Selected extract

It will see the folk artists perform showcase events around Clonakilty the days before the Festival’s traditional Thursday night opening concert. As well as panel discussions and showcase concerts, there will be a presentation of the FAI Lifetime Achievement Award to Dónal Lunny to celebrating his contribution to traditional music, such as being a founder member of Planxty, The Bothy Band and Moving Hearts, as well as the countless other collaborations he has been involved in since 1968. Previous recipients of the award include Bob Dylan, Pete Seeger and Mavis Staples which shows the esteem in which he is held.

International acts attending the showcases include Australia’s The Mae Trio, John Smith from the UK and two American acts Laura Cortese and Steve Poltz. They will be joining eminent Irish acts such as Wallis Bird, Lankum, Mick Flannery, Moxie, John Spillane, John Blek, Lisa O’Neil and Ye Vagabonds.

Elsie Rigby, who plays fiddle, mandolin, ukulele and sings in The Mae Trio, spoke with great excitement of coming to Clonakilty, “We love Wallis Bird! – and there’s others we’ve met along the way who we can’t wait to reconnect with like John Smith, Steve Poltz and Moxie. I also can’t wait to see Laura Cortese and Ye Vagabonds for the first time. It’s a great line up!”

The professional development of The Mae Trio is directly connected to being awarded the Folk Alliance Australia Youth Award in 2013, according to Elsie, “they’re so supportive of musicians on the Australian scene, they are completely dedicated to helping out and developing new artists and bands. To feel that encouragement for our band early on was a huge boost, we were thinking about taking a ‘year off’ to make music full time, and the Folk Alliance Award really helped make that possible.”

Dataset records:
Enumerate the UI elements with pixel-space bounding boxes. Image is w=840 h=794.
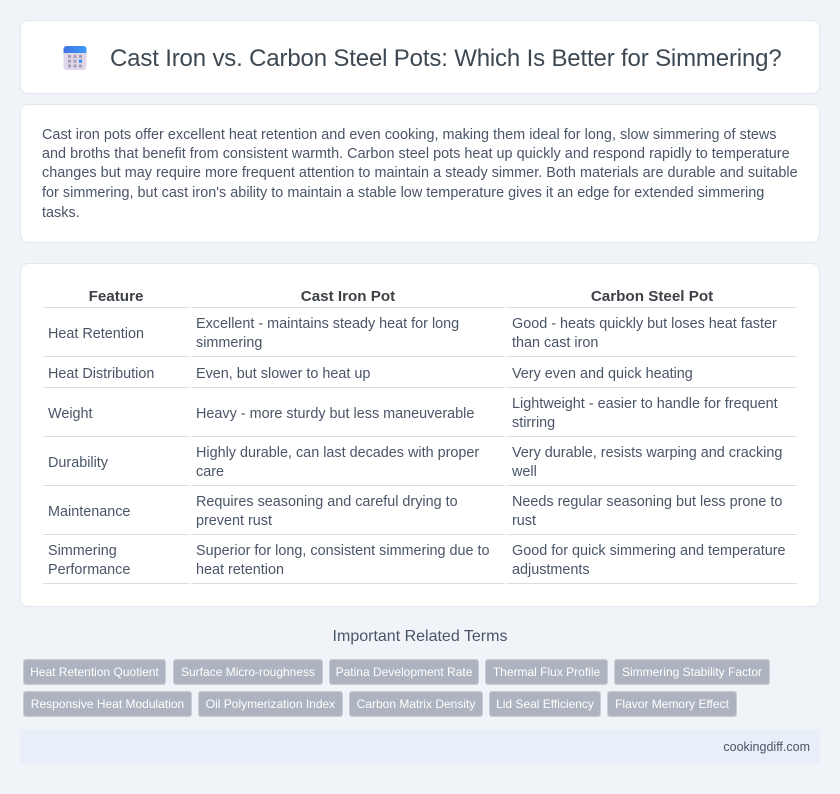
row: durability: Very durable, resists warping and cracking — [512, 445, 782, 461]
chip: Flavor Memory Effect — [615, 697, 729, 711]
chip: Surface Micro-roughness — [181, 665, 315, 679]
intro paragraph: and broths that benefit from consistent warmth. Carbon steel pots heat up quickly and respond rapidly to temperature — [42, 146, 790, 162]
comparison table — [43, 288, 797, 584]
row: durability: Highly durable, can last decades with proper — [196, 445, 479, 461]
chip: Patina Development Rate — [336, 665, 472, 679]
row: maintenance: Requires seasoning and careful drying to — [196, 494, 458, 510]
title: Cast Iron vs. Carbon Steel Pots: Which Is Better for Simmering? — [110, 45, 782, 72]
row: simmering performance: heat retention — [196, 562, 284, 578]
row: simmering performance: Performance — [48, 562, 130, 578]
row: maintenance: prevent rust — [196, 513, 272, 529]
row: maintenance — [48, 494, 782, 529]
row: weight — [48, 396, 778, 431]
row: durability: Durability — [48, 455, 108, 471]
row: heat distribution — [48, 366, 693, 382]
row: durability: well — [512, 464, 537, 480]
table header — [89, 288, 713, 305]
intro paragraph: for simmering, but cast iron's ability to maintain a stable low temperature gives it an edge for extended simmering — [42, 185, 764, 201]
row: weight: Weight — [48, 406, 93, 422]
table header: Cast Iron Pot — [301, 288, 395, 305]
row: weight: stirring — [512, 415, 555, 431]
row: simmering performance: Good for quick simmering and temperature — [512, 543, 786, 559]
row: heat retention: Good - heats quickly but loses heat faster — [512, 316, 777, 332]
chip — [198, 691, 343, 717]
related terms chips — [23, 659, 770, 717]
row: simmering performance — [48, 543, 786, 578]
row: heat retention: simmering — [196, 335, 262, 351]
chip — [349, 691, 483, 717]
chip — [23, 691, 192, 717]
chip: Heat Retention Quotient — [30, 665, 159, 679]
chip: Oil Polymerization Index — [206, 697, 335, 711]
chip: Thermal Flux Profile — [493, 665, 600, 679]
chip — [23, 659, 166, 685]
row: heat retention — [48, 316, 777, 351]
table header: Feature — [89, 288, 143, 305]
icon: calendar — [64, 46, 86, 70]
row: weight: Lightweight - easier to handle for frequent — [512, 396, 778, 412]
chip — [607, 691, 737, 717]
header card — [20, 20, 820, 94]
row: heat retention: than cast iron — [512, 335, 598, 351]
chip — [173, 659, 323, 685]
row: heat retention: Heat Retention — [48, 326, 144, 342]
row: simmering performance: Superior for long, consistent simmering due to — [196, 543, 490, 559]
related terms heading: Important Related Terms — [333, 628, 507, 645]
footer bar — [20, 730, 820, 764]
row: heat distribution: Very even and quick heating — [512, 366, 693, 382]
chip — [485, 659, 608, 685]
row: maintenance: Needs regular seasoning but less prone to — [512, 494, 782, 510]
intro paragraph: tasks. — [42, 205, 80, 221]
chip — [329, 659, 479, 685]
row: maintenance: rust — [512, 513, 536, 529]
footer source: cookingdiff.com — [723, 740, 810, 754]
comparison table card — [20, 263, 820, 607]
chip: Responsive Heat Modulation — [31, 697, 184, 711]
intro paragraph: Cast iron pots offer excellent heat retention and even cooking, making them ideal for long, slow simmering of stews — [42, 127, 777, 143]
chip — [489, 691, 601, 717]
row: heat distribution: Heat Distribution — [48, 366, 154, 382]
row: heat retention: Excellent - maintains steady heat for long — [196, 316, 459, 332]
row: simmering performance: Simmering — [48, 543, 117, 559]
row: weight: Heavy - more sturdy but less maneuverable — [196, 406, 474, 422]
intro card — [20, 104, 820, 243]
chip: Carbon Matrix Density — [357, 697, 475, 711]
row: simmering performance: adjustments — [512, 562, 590, 578]
chip: Lid Seal Efficiency — [496, 697, 594, 711]
row: durability — [48, 445, 782, 480]
intro paragraph — [42, 127, 798, 221]
row: maintenance: Maintenance — [48, 504, 130, 520]
intro paragraph: changes but may require more frequent attention to maintain a steady simmer. Both materials are durable and suitable — [42, 165, 798, 181]
chip — [614, 659, 770, 685]
row: durability: care — [196, 464, 224, 480]
row: heat distribution: Even, but slower to heat up — [196, 366, 370, 382]
table header: Carbon Steel Pot — [591, 288, 713, 305]
chip: Simmering Stability Factor — [622, 665, 762, 679]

Set tasks
A: According to the Clonakilty festival article, which award did The Mae Trio receive in 2013?
B: Resume the Clonakilty festival article from its last sentence.
The rows have no connection to the Clonakilty festival article.

Outputs in order
A: The Folk Alliance Australia Youth Award.

B:
The band which is made up of Elsie; her sister Maggie, who plays banjo, guitar, ukulele and sings; and Anita Hillman, who plays cello and sings, consider themselves  to be a folk group but find it hard to be any more specific about their sound, “we think about this all the time! Irish and UK folk music roots run very deep in Australian folk music. There are all kinds of musical styles swimming around in the Australian folk scene, as we are a nation with such a diverse immigration history. More recently North American folk music has made a huge impact in Australia. We were born into this small, but rich folk music scene; while you can hear international influences, there is something distinctly Australian about the music we make. It makes us laugh that we are often called Bluegrass in Ireland and the UK, and regularly labelled Celtic when playing in North America. It’s all in there!”

One element that is crucial to the band are their vocals, “we have so much fun making harmonies. Our instinct is to sing in three part harmony all the time, so often arrangement is a process of paring it back to a place where the harmonies are highlighting the melody. The sound of three part harmony is such a basic human joy, especially to sing. Maggie and my parents are musicians and choir leaders so we were raised on group singing; the more, the louder, the better. It’s very much in our bloodstream.”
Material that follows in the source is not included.